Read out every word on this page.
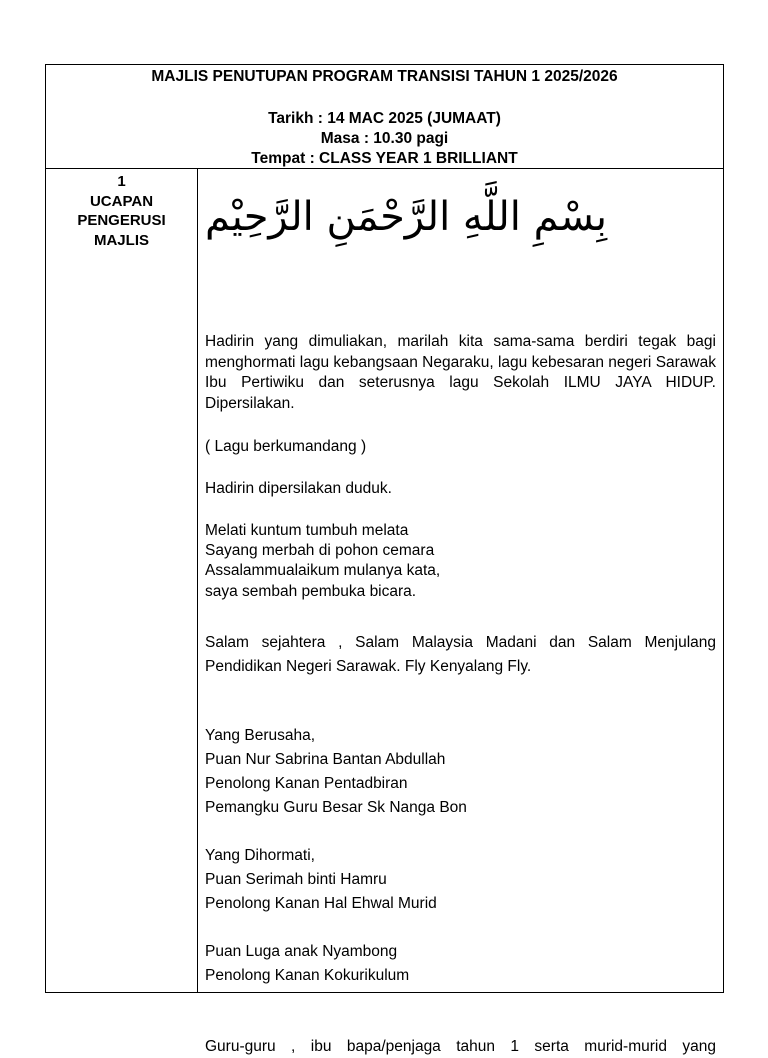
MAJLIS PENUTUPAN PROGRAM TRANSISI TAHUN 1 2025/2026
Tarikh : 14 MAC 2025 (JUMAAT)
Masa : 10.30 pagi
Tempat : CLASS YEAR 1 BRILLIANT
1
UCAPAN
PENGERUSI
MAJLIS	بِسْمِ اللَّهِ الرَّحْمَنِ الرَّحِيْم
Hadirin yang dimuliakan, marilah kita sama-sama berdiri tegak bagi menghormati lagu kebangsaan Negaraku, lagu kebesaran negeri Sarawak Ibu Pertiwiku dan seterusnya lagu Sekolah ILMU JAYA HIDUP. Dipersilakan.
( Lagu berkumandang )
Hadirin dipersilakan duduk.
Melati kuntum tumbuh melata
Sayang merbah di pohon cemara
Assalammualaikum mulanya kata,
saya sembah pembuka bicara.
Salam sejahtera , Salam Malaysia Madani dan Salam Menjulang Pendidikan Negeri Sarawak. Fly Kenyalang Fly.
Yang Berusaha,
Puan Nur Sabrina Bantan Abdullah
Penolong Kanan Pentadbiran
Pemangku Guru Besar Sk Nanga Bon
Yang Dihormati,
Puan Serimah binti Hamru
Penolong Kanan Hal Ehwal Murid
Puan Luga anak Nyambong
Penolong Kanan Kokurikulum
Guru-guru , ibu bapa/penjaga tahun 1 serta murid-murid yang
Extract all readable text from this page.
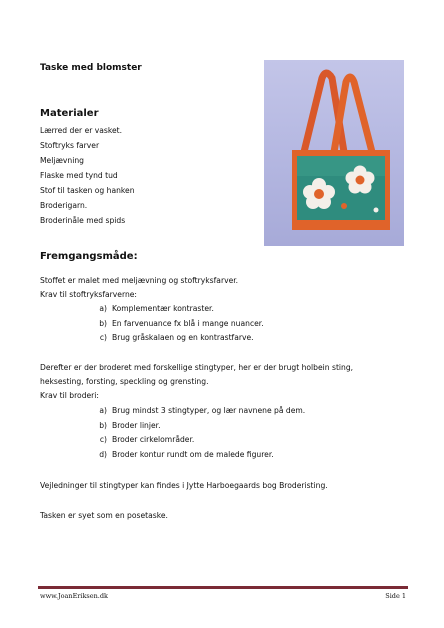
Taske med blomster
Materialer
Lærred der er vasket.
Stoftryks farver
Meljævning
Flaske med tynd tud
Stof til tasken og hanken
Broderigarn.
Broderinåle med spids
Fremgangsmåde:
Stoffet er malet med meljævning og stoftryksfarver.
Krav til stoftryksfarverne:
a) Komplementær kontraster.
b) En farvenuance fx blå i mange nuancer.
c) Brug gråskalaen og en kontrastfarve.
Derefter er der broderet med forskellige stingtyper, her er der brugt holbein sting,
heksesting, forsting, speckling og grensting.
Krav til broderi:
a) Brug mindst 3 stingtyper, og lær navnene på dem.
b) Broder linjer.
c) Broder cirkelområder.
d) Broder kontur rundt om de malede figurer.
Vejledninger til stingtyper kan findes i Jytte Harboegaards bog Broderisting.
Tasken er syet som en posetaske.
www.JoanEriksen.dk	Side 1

GIVEN TASK: Using the listing above, locate the lines that hold "Sarawak" and copy each one.

SOLUTION FOR THIS EXERCISE:
Hadirin yang dimuliakan, marilah kita sama-sama berdiri tegak bagi menghormati lagu kebangsaan Negaraku, lagu kebesaran negeri Sarawak Ibu Pertiwiku dan seterusnya lagu Sekolah ILMU JAYA HIDUP. Dipersilakan.
Salam sejahtera , Salam Malaysia Madani dan Salam Menjulang Pendidikan Negeri Sarawak. Fly Kenyalang Fly.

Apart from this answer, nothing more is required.